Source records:
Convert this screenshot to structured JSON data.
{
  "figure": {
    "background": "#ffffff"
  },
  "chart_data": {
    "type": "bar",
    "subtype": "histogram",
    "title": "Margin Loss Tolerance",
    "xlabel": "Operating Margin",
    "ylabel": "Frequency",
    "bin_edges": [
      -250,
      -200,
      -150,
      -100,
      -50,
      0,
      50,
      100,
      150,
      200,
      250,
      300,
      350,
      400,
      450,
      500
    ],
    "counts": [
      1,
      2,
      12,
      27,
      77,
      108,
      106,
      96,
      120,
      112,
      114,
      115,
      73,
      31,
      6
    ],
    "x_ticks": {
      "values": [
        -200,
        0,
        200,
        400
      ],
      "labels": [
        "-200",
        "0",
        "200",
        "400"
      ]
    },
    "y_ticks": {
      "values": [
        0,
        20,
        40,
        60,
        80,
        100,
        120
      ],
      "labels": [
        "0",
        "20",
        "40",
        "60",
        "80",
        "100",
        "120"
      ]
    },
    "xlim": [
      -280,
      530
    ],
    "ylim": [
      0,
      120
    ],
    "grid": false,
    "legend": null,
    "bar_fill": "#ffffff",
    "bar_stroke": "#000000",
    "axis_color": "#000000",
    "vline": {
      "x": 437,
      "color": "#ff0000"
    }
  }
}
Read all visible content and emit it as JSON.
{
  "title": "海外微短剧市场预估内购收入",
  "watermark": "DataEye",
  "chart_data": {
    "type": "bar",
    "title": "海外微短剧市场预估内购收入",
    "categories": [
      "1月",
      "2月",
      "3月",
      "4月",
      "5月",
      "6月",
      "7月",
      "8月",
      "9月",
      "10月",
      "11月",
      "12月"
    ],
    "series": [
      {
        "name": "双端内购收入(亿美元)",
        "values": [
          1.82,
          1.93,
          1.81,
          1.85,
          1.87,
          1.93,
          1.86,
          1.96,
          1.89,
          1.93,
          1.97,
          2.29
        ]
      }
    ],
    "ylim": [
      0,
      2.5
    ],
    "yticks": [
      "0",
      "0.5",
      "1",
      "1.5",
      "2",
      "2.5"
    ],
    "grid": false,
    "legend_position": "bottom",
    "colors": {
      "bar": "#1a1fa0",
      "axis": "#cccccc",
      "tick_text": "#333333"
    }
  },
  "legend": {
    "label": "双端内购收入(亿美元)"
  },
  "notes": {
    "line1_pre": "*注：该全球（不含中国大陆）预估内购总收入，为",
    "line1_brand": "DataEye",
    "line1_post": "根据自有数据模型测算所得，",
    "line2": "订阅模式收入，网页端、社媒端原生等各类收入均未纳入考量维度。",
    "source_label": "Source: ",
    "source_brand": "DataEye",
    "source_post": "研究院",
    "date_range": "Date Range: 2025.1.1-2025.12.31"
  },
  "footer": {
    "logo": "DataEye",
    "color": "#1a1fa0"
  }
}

▸ **What to produce**
Copy every line of the material, please, keeping it exactly the same.

▸ **Answer**
Convert this screenshot to structured JSON data.
{
  "figure": {
    "background": "#ffffff"
  },
  "chart_data": {
    "type": "bar",
    "subtype": "histogram",
    "title": "Margin Loss Tolerance",
    "xlabel": "Operating Margin",
    "ylabel": "Frequency",
    "bin_edges": [
      -250,
      -200,
      -150,
      -100,
      -50,
      0,
      50,
      100,
      150,
      200,
      250,
      300,
      350,
      400,
      450,
      500
    ],
    "counts": [
      1,
      2,
      12,
      27,
      77,
      108,
      106,
      96,
      120,
      112,
      114,
      115,
      73,
      31,
      6
    ],
    "x_ticks": {
      "values": [
        -200,
        0,
        200,
        400
      ],
      "labels": [
        "-200",
        "0",
        "200",
        "400"
      ]
    },
    "y_ticks": {
      "values": [
        0,
        20,
        40,
        60,
        80,
        100,
        120
      ],
      "labels": [
        "0",
        "20",
        "40",
        "60",
        "80",
        "100",
        "120"
      ]
    },
    "xlim": [
      -280,
      530
    ],
    "ylim": [
      0,
      120
    ],
    "grid": false,
    "legend": null,
    "bar_fill": "#ffffff",
    "bar_stroke": "#000000",
    "axis_color": "#000000",
    "vline": {
      "x": 437,
      "color": "#ff0000"
    }
  }
}
Read all visible content and emit it as JSON.
{
  "title": "海外微短剧市场预估内购收入",
  "watermark": "DataEye",
  "chart_data": {
    "type": "bar",
    "title": "海外微短剧市场预估内购收入",
    "categories": [
      "1月",
      "2月",
      "3月",
      "4月",
      "5月",
      "6月",
      "7月",
      "8月",
      "9月",
      "10月",
      "11月",
      "12月"
    ],
    "series": [
      {
        "name": "双端内购收入(亿美元)",
        "values": [
          1.82,
          1.93,
          1.81,
          1.85,
          1.87,
          1.93,
          1.86,
          1.96,
          1.89,
          1.93,
          1.97,
          2.29
        ]
      }
    ],
    "ylim": [
      0,
      2.5
    ],
    "yticks": [
      "0",
      "0.5",
      "1",
      "1.5",
      "2",
      "2.5"
    ],
    "grid": false,
    "legend_position": "bottom",
    "colors": {
      "bar": "#1a1fa0",
      "axis": "#cccccc",
      "tick_text": "#333333"
    }
  },
  "legend": {
    "label": "双端内购收入(亿美元)"
  },
  "notes": {
    "line1_pre": "*注：该全球（不含中国大陆）预估内购总收入，为",
    "line1_brand": "DataEye",
    "line1_post": "根据自有数据模型测算所得，",
    "line2": "订阅模式收入，网页端、社媒端原生等各类收入均未纳入考量维度。",
    "source_label": "Source: ",
    "source_brand": "DataEye",
    "source_post": "研究院",
    "date_range": "Date Range: 2025.1.1-2025.12.31"
  },
  "footer": {
    "logo": "DataEye",
    "color": "#1a1fa0"
  }
}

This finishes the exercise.